(Part of a data file)
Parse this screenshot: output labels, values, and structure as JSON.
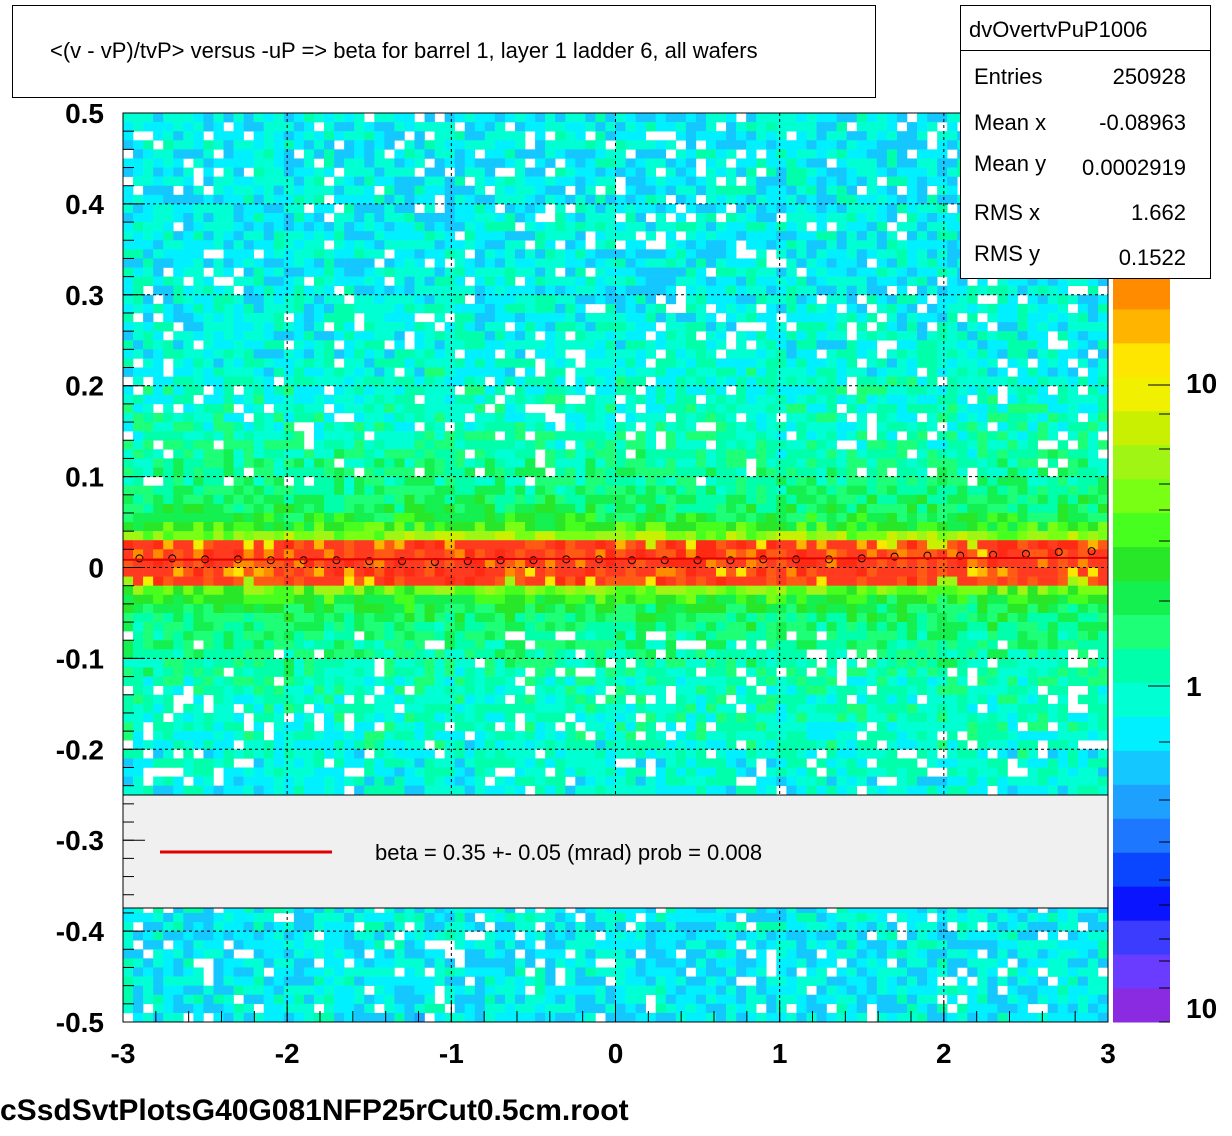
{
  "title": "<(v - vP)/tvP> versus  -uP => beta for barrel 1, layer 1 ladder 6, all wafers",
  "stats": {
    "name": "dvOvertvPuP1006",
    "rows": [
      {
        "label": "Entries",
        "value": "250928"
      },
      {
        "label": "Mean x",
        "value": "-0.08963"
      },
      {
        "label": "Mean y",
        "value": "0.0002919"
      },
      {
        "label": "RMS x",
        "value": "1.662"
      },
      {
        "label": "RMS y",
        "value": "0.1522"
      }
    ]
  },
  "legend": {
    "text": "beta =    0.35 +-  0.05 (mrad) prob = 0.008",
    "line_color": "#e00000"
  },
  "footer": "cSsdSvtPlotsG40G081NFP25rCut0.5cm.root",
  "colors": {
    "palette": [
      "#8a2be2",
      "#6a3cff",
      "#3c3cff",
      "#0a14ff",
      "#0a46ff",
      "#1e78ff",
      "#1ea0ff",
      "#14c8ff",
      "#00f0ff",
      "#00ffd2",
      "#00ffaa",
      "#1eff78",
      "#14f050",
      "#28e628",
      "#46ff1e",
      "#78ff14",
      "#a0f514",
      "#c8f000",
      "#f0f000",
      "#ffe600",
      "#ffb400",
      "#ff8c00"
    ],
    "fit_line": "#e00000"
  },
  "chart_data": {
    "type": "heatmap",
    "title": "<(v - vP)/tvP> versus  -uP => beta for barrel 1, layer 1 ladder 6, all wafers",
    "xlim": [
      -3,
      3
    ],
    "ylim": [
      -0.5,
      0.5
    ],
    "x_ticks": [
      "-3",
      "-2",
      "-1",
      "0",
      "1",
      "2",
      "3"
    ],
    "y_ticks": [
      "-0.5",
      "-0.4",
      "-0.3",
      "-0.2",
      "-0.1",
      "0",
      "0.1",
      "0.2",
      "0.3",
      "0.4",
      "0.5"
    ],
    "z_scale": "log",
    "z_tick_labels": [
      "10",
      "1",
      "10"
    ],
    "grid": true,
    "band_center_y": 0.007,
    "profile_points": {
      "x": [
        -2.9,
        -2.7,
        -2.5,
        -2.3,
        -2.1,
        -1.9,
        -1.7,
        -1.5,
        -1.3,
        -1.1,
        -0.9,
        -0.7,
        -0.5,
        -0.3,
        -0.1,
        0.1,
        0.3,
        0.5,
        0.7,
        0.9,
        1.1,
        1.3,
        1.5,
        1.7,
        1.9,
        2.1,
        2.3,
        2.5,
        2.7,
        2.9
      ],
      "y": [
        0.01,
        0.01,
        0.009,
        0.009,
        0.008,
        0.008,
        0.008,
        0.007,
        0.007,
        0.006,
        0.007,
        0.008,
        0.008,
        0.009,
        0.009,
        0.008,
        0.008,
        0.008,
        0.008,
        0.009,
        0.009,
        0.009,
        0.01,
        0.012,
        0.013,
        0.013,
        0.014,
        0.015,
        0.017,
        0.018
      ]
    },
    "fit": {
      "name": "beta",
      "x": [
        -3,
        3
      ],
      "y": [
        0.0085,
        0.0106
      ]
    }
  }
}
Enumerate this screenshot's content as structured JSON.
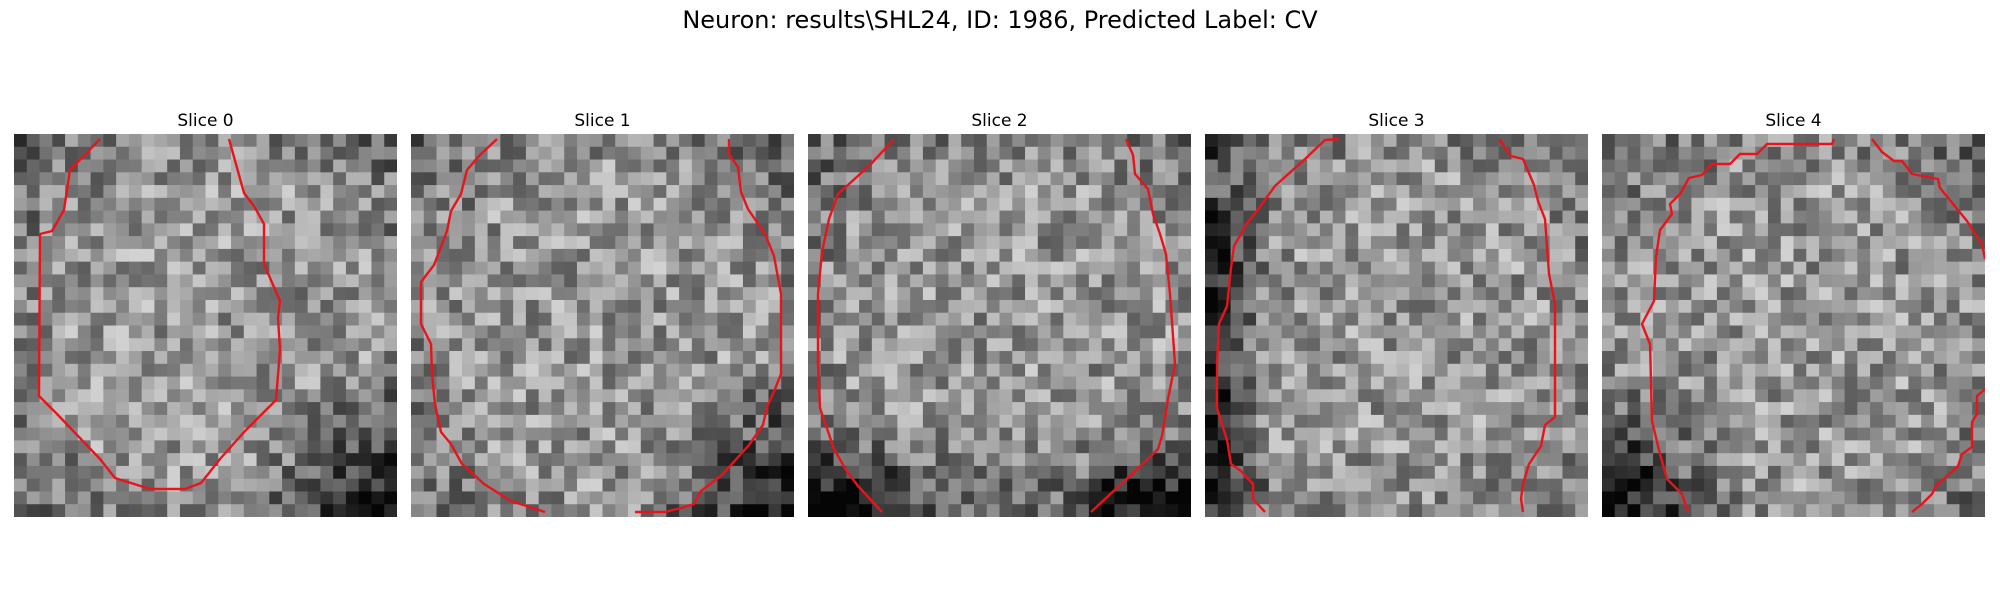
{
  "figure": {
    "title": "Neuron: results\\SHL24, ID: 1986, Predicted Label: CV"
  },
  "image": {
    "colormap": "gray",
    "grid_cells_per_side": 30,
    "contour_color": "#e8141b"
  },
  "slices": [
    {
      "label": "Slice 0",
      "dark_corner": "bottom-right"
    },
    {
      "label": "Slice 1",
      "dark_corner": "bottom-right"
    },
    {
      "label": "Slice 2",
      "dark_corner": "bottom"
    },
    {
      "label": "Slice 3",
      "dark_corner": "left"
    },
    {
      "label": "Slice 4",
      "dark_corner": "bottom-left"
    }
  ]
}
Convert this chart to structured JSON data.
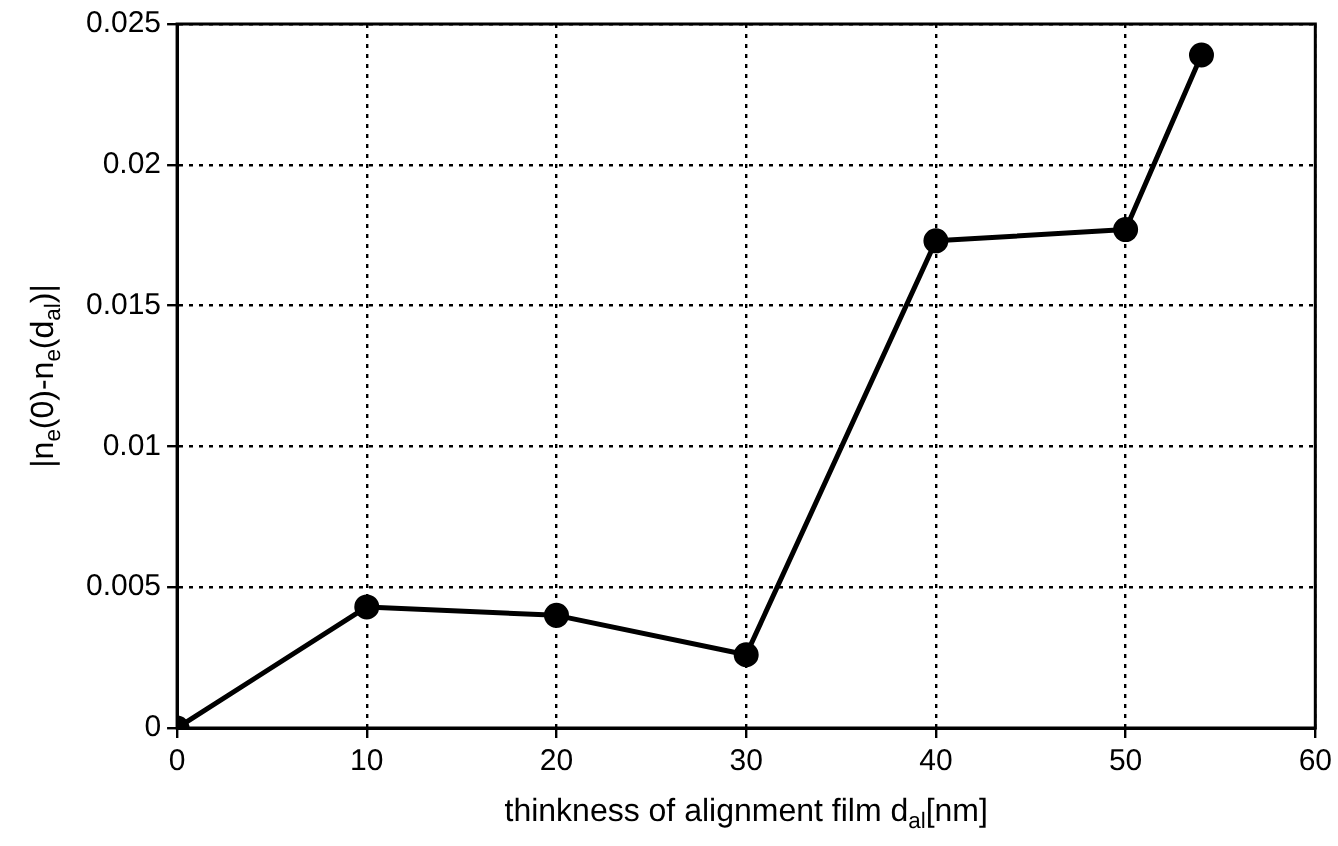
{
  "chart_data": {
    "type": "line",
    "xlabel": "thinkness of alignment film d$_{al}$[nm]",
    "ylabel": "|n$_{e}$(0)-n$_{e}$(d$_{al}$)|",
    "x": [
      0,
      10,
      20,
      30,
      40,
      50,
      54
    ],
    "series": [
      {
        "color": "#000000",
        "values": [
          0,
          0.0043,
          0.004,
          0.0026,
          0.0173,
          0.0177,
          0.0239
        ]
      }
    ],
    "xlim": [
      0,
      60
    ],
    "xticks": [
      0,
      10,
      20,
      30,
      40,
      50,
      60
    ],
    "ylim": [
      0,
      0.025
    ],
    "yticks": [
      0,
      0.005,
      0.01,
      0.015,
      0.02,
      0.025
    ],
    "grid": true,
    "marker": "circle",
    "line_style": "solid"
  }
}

**The exercise**
Repeat the data exactly, excluding the pictures.

**Exercise solution**
Parse this screenshot: output labels, values, and structure as JSON.
{
  "title": "<(v - vP)/tvP> versus  -uP => beta for barrel 1, layer 1 ladder 6, all wafers",
  "stats": {
    "name": "dvOvertvPuP1006",
    "rows": [
      {
        "label": "Entries",
        "value": "250928"
      },
      {
        "label": "Mean x",
        "value": "-0.08963"
      },
      {
        "label": "Mean y",
        "value": "0.0002919"
      },
      {
        "label": "RMS x",
        "value": "1.662"
      },
      {
        "label": "RMS y",
        "value": "0.1522"
      }
    ]
  },
  "legend": {
    "text": "beta =    0.35 +-  0.05 (mrad) prob = 0.008",
    "line_color": "#e00000"
  },
  "footer": "cSsdSvtPlotsG40G081NFP25rCut0.5cm.root",
  "colors": {
    "palette": [
      "#8a2be2",
      "#6a3cff",
      "#3c3cff",
      "#0a14ff",
      "#0a46ff",
      "#1e78ff",
      "#1ea0ff",
      "#14c8ff",
      "#00f0ff",
      "#00ffd2",
      "#00ffaa",
      "#1eff78",
      "#14f050",
      "#28e628",
      "#46ff1e",
      "#78ff14",
      "#a0f514",
      "#c8f000",
      "#f0f000",
      "#ffe600",
      "#ffb400",
      "#ff8c00"
    ],
    "fit_line": "#e00000"
  },
  "chart_data": {
    "type": "heatmap",
    "title": "<(v - vP)/tvP> versus  -uP => beta for barrel 1, layer 1 ladder 6, all wafers",
    "xlim": [
      -3,
      3
    ],
    "ylim": [
      -0.5,
      0.5
    ],
    "x_ticks": [
      "-3",
      "-2",
      "-1",
      "0",
      "1",
      "2",
      "3"
    ],
    "y_ticks": [
      "-0.5",
      "-0.4",
      "-0.3",
      "-0.2",
      "-0.1",
      "0",
      "0.1",
      "0.2",
      "0.3",
      "0.4",
      "0.5"
    ],
    "z_scale": "log",
    "z_tick_labels": [
      "10",
      "1",
      "10"
    ],
    "grid": true,
    "band_center_y": 0.007,
    "profile_points": {
      "x": [
        -2.9,
        -2.7,
        -2.5,
        -2.3,
        -2.1,
        -1.9,
        -1.7,
        -1.5,
        -1.3,
        -1.1,
        -0.9,
        -0.7,
        -0.5,
        -0.3,
        -0.1,
        0.1,
        0.3,
        0.5,
        0.7,
        0.9,
        1.1,
        1.3,
        1.5,
        1.7,
        1.9,
        2.1,
        2.3,
        2.5,
        2.7,
        2.9
      ],
      "y": [
        0.01,
        0.01,
        0.009,
        0.009,
        0.008,
        0.008,
        0.008,
        0.007,
        0.007,
        0.006,
        0.007,
        0.008,
        0.008,
        0.009,
        0.009,
        0.008,
        0.008,
        0.008,
        0.008,
        0.009,
        0.009,
        0.009,
        0.01,
        0.012,
        0.013,
        0.013,
        0.014,
        0.015,
        0.017,
        0.018
      ]
    },
    "fit": {
      "name": "beta",
      "x": [
        -3,
        3
      ],
      "y": [
        0.0085,
        0.0106
      ]
    }
  }
}
Enumerate this screenshot's content as structured JSON.
{
  "figure": {
    "title": "Neuron: results\\SHL24, ID: 1986, Predicted Label: CV"
  },
  "image": {
    "colormap": "gray",
    "grid_cells_per_side": 30,
    "contour_color": "#e8141b"
  },
  "slices": [
    {
      "label": "Slice 0",
      "dark_corner": "bottom-right"
    },
    {
      "label": "Slice 1",
      "dark_corner": "bottom-right"
    },
    {
      "label": "Slice 2",
      "dark_corner": "bottom"
    },
    {
      "label": "Slice 3",
      "dark_corner": "left"
    },
    {
      "label": "Slice 4",
      "dark_corner": "bottom-left"
    }
  ]
}
Convert this chart to structured JSON data.
{
  "chart_data": {
    "type": "line",
    "xlabel": "thinkness of alignment film d$_{al}$[nm]",
    "ylabel": "|n$_{e}$(0)-n$_{e}$(d$_{al}$)|",
    "x": [
      0,
      10,
      20,
      30,
      40,
      50,
      54
    ],
    "series": [
      {
        "color": "#000000",
        "values": [
          0,
          0.0043,
          0.004,
          0.0026,
          0.0173,
          0.0177,
          0.0239
        ]
      }
    ],
    "xlim": [
      0,
      60
    ],
    "xticks": [
      0,
      10,
      20,
      30,
      40,
      50,
      60
    ],
    "ylim": [
      0,
      0.025
    ],
    "yticks": [
      0,
      0.005,
      0.01,
      0.015,
      0.02,
      0.025
    ],
    "grid": true,
    "marker": "circle",
    "line_style": "solid"
  }
}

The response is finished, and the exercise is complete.